Copy each line where the word "Pressure" occurs.

════

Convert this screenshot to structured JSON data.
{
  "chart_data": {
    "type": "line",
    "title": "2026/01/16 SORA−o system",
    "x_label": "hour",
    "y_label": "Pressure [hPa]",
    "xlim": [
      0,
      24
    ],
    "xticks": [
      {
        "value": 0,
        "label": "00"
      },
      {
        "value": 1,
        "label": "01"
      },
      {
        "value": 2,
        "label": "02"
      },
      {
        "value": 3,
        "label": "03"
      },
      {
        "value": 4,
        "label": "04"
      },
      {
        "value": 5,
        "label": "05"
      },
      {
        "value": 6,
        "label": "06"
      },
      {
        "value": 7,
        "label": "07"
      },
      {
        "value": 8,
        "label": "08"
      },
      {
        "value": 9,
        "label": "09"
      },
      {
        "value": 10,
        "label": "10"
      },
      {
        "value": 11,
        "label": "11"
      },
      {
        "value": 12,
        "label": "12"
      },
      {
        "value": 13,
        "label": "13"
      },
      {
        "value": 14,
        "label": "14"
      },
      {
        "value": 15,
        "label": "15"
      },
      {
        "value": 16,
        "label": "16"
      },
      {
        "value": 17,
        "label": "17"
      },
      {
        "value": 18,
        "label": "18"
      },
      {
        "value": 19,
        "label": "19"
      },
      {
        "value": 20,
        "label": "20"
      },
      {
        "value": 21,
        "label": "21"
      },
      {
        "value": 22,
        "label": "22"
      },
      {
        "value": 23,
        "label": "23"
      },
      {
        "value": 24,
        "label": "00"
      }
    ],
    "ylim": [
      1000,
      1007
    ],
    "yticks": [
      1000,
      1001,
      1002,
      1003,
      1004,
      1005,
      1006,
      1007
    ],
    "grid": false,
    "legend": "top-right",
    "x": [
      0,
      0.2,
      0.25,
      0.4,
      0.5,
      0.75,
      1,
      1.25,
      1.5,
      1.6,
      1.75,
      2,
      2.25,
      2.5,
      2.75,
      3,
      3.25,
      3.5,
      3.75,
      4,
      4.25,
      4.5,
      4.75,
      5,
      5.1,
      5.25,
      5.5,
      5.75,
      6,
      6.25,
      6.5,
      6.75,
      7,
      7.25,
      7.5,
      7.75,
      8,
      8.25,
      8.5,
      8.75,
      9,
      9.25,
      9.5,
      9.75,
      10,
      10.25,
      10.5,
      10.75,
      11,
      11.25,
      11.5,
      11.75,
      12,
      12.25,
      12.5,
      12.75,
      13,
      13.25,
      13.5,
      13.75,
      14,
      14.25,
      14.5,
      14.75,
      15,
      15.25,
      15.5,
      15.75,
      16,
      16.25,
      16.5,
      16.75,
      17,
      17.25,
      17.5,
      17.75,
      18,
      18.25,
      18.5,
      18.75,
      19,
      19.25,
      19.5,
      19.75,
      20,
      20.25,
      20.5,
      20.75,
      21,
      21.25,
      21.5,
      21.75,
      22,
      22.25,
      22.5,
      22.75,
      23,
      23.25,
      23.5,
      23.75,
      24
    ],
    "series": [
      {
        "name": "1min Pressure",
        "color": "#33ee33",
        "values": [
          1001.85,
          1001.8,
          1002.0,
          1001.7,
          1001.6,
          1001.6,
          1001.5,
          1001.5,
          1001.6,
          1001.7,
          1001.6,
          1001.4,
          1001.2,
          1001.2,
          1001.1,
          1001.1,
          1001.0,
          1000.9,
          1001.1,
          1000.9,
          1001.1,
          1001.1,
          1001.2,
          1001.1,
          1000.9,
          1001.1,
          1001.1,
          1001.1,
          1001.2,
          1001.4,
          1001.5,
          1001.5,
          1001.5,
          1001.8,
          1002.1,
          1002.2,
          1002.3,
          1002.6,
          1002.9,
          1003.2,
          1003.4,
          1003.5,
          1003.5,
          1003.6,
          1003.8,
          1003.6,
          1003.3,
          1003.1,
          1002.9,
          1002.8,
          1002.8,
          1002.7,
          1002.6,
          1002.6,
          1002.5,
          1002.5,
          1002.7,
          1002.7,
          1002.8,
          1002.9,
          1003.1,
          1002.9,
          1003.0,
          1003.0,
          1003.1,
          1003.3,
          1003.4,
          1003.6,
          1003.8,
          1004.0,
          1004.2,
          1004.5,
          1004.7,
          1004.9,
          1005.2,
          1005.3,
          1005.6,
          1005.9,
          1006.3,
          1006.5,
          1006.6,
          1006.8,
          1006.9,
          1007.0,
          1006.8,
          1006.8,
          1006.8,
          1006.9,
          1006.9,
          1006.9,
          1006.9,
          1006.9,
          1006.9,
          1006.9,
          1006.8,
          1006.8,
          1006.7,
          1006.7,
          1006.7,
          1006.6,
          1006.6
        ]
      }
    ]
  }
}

════

# [ANSWER TO THE PROBLEM]
    "y_label": "Pressure [hPa]",
        "name": "1min Pressure",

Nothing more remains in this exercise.